> Exercise instructions:
**A.** Transcribe the part of the forum thread that begins at the words "It's very unlikely" and stops after "is very different.".
**B.** Write the next part of the forum thread about dating another school parent, picking up after its final post.

AmICrazyorWhat2 · 01/02/2019 14:13

One of my friends is in a long-term relationship (7 years) with another primary school parent - I'm not sure how they met, but it could've been at the school gates!

Their children have now moved onto different schools, but I know she felt awkward at first and wouldn't attend school events with him. I'm not sure how many other people even knew about them at first and I'm pretty sure classmates were oblivious that X and Y's parents were together

I don't know how her ex felt about it, but they're both in long-term relationships and all seem to get on well.

Just let them get on with it, OP.

Bluntness100 · 01/02/2019 14:14

But what's to know op? They all know you're not w couple.as single people they would expect you both to date, and all they will know is these two are seeing each other. It's no big deal. If you don't make it one.

It's very unlikely she will spread all he tells her to the other school mums.she sounds like a grown up to me.

I suspect also the living with his his mum is more to do with the seperariion and costs, as opposed to his long term ambition.

AmICrazyorWhat2 · 01/02/2019 14:18

"Jane" works hard with her own business, she seems quite independent and owns her home, she is also a bit older. Ex (without sounding bitchy) is very different.

Unless she wants a man-child then, it probably won't last five minutes.
Or she might whip him into shape! Could be just what he needs (and would make him a more useful ex if he learns how to drive :-).

Boysandbuses · 01/02/2019 15:57

but I don't really see this lasting

And what? There could be an impact on your children from wither of you have a relationship and then it breaking down anyway. Even if you wait years before they meet the kids.

Would you be any happier if you thought it would last?

blueskiespls · 01/02/2019 16:02

@debbie1990 At least you were already split up!! My exh got together with another School mum while we were married/together ... Now that was awkward Sad kids in same classes etc.

You have been separated 2 yrs. yes it is awkward and odd seeing that. But the playground is a likely meeting place really. At least if they do get together then it's someone you know, that your kids may end up being around. There are positives to this.

> Supplied information:
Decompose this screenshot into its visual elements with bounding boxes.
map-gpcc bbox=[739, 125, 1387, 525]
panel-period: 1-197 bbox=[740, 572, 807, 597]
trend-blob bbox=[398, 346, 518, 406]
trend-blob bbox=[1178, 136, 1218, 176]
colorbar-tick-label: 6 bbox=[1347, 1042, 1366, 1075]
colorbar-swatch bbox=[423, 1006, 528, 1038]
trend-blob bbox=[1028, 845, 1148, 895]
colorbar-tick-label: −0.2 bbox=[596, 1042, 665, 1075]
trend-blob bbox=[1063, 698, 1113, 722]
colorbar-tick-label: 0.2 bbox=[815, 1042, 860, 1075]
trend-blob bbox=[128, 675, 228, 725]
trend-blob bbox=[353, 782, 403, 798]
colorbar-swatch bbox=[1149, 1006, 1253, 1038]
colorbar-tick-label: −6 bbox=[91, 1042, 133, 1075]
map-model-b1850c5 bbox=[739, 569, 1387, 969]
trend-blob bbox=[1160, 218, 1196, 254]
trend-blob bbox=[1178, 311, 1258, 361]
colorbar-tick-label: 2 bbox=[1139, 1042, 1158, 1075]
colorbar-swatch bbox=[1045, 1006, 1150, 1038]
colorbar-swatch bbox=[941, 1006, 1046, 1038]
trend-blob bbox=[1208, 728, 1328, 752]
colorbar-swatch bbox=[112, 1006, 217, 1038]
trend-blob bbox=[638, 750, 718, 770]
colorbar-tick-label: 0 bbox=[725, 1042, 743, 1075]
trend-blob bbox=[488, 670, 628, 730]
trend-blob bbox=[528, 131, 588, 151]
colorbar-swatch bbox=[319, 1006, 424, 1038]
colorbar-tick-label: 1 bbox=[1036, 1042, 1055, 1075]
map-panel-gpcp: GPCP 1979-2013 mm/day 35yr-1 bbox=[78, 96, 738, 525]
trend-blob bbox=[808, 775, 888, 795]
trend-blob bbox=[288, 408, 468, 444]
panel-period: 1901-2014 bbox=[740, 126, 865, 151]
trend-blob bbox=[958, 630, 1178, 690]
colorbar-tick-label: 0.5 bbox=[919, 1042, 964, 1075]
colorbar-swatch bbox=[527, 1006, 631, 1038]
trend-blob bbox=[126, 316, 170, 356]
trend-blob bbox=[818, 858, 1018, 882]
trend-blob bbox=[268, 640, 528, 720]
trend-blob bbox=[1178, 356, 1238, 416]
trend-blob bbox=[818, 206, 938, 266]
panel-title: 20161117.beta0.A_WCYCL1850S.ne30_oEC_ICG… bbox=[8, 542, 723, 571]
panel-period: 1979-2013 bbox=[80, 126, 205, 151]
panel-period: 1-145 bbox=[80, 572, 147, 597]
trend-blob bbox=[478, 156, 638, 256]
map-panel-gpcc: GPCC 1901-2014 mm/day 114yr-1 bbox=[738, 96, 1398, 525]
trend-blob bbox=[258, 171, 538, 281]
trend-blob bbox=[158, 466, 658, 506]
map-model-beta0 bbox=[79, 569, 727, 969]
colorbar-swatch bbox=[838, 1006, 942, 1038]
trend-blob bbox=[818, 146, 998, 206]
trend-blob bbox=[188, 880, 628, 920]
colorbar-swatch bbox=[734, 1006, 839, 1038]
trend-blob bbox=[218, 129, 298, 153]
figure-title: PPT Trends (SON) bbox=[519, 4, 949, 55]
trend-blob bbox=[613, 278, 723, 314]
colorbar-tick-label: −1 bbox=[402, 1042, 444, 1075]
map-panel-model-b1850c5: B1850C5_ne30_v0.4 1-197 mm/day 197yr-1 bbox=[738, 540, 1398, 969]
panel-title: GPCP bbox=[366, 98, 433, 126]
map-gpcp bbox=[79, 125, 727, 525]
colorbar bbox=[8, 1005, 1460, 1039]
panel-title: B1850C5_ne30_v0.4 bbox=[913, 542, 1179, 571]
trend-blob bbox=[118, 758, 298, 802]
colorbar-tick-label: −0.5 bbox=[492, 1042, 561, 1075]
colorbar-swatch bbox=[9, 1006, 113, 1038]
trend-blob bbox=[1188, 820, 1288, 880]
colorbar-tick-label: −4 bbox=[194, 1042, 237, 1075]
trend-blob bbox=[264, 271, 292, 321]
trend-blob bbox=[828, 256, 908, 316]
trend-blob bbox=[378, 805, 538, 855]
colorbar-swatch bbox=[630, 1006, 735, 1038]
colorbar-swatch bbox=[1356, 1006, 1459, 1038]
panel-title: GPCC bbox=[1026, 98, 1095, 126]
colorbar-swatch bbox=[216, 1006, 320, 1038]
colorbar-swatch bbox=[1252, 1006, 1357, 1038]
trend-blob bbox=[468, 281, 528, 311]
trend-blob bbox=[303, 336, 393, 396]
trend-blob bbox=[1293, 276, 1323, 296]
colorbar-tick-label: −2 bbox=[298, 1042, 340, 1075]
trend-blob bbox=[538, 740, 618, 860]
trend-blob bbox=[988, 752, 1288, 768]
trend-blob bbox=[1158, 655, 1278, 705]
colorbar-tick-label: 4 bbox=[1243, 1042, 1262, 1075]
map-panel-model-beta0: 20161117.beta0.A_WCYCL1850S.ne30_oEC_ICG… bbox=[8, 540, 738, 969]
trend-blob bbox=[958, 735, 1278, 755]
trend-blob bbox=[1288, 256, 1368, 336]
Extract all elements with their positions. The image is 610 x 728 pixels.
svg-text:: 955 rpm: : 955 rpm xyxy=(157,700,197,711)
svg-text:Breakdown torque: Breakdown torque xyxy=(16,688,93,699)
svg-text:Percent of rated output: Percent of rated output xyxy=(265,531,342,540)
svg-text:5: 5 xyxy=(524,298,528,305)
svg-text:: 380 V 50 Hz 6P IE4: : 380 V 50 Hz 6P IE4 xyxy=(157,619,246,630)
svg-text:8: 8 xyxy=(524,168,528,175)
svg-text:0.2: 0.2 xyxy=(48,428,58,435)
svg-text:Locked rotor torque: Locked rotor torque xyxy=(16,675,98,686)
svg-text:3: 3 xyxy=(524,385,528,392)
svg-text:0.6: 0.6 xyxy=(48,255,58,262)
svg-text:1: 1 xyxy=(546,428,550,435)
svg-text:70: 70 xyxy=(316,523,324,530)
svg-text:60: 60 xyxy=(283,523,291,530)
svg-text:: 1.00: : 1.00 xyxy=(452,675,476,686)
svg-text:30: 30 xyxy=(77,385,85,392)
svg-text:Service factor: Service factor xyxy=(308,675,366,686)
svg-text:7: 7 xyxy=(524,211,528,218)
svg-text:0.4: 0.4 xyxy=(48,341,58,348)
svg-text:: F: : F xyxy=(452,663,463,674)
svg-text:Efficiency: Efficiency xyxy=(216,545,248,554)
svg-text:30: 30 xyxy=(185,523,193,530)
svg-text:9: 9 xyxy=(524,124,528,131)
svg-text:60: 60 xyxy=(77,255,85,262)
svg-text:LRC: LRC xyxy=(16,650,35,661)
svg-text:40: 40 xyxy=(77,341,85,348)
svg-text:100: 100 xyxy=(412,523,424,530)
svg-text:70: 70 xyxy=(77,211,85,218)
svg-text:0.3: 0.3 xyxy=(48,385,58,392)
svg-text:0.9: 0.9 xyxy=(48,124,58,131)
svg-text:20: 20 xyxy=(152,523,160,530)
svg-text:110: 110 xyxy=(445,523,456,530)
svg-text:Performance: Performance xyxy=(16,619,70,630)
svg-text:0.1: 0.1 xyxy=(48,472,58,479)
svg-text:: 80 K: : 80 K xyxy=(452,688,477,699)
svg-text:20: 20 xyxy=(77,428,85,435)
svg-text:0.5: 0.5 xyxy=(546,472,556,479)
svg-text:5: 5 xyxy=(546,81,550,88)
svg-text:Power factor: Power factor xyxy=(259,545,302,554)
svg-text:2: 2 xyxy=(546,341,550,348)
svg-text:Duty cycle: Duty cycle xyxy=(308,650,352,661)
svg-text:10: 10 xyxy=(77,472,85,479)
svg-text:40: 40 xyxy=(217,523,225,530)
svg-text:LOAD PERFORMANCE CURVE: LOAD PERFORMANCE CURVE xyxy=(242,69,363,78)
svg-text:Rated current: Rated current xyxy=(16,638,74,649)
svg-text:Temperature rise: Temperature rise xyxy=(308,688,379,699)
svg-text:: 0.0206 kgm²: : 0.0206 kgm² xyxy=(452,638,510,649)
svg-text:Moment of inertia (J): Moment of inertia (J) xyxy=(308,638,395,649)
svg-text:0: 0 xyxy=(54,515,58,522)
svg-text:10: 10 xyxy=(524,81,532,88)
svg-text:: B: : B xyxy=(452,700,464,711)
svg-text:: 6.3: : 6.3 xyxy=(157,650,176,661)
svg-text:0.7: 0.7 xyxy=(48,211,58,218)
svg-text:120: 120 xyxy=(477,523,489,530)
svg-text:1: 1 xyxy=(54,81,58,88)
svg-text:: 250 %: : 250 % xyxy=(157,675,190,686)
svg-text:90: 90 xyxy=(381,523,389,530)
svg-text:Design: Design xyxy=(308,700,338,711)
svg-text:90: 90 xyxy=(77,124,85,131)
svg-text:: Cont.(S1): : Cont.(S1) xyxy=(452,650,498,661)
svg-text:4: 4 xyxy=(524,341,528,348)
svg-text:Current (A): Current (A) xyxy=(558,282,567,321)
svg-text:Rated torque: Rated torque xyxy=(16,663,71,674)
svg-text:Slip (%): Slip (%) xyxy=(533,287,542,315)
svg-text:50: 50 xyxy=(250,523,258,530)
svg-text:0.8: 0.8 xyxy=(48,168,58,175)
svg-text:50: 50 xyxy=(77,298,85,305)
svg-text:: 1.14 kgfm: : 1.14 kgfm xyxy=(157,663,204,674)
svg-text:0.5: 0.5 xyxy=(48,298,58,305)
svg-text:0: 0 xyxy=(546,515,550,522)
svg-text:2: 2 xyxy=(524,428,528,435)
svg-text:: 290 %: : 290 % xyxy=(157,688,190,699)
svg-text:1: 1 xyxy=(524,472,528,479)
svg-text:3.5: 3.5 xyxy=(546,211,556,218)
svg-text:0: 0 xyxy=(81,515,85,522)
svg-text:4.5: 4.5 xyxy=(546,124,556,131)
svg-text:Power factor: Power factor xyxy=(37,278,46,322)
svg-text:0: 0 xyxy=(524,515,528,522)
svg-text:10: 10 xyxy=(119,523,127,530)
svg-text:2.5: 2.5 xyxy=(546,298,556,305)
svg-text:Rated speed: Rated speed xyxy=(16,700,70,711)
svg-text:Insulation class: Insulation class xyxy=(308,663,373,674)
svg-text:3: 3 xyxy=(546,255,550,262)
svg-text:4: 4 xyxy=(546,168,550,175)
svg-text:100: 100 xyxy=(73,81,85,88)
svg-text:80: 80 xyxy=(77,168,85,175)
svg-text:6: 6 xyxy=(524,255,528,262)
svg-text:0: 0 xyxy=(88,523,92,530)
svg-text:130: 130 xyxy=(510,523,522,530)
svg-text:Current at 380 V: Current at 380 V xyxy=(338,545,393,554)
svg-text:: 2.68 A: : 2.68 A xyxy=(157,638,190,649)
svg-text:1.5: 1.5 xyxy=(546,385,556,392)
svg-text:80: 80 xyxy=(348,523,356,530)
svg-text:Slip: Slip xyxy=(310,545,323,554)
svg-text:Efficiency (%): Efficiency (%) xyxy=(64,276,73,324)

> Answers for the exercise:
**A.**
It's very unlikely she will spread all he tells her to the other school mums.she sounds like a grown up to me.

I suspect also the living with his his mum is more to do with the seperariion and costs, as opposed to his long term ambition.

AmICrazyorWhat2 · 01/02/2019 14:18

"Jane" works hard with her own business, she seems quite independent and owns her home, she is also a bit older. Ex (without sounding bitchy) is very different.

**B.**
But yes I totally get it's so hard when it's all In Your face so to speak.

Belenus · 01/02/2019 16:15

I like keeping myself to myself and them not knowing much about me as the ones that have lived here a long time (a good 60/70% will gossip about village goings on and I just want to be private. Ex knows this is how I feel so I'm just a bit put out I suppose that he has found one of the most public obvious ways to find a woman.

I realise this must make it hard for you OP. And you can't help but be annoyed by it. But I don't think there's really anything you can do. These are your concerns and fears, but your problems are no longer your ex DH's.

IME with small communities the trick is actually to be fairly open about almost everything. That way they feel they've got something to talk about, and it takes the sting out of it for you if it's stuff you were open about. Then keep quiet about the 5% of stuff you really don't want them to know, and generally they won't find out, because they're too busy gossiping about the 95% they do know, and they're convinced you're an open book.

Aeroflotgirl · 01/02/2019 16:17

Nope, no issue, he can date who he wants Ian afraid, you just have to accept it.

Bluntness100 · 01/02/2019 16:30

Op, what is it you're worried about they will find out about you and gossip about?

Most people's lives are fairly mundane, your marriage has ended, in most instances there is fault on both sides, did he cheat, did you, was their violence?

This woman bears you no malice, in fact it's in her interests to be friendly with you, as it is in your interests to be friendly with her, because of the kids, so you also bear a responsibility here, as well as him.

There is no reason to suspect from what you've posted that she will spread gossip about you to the other school mums, none at all.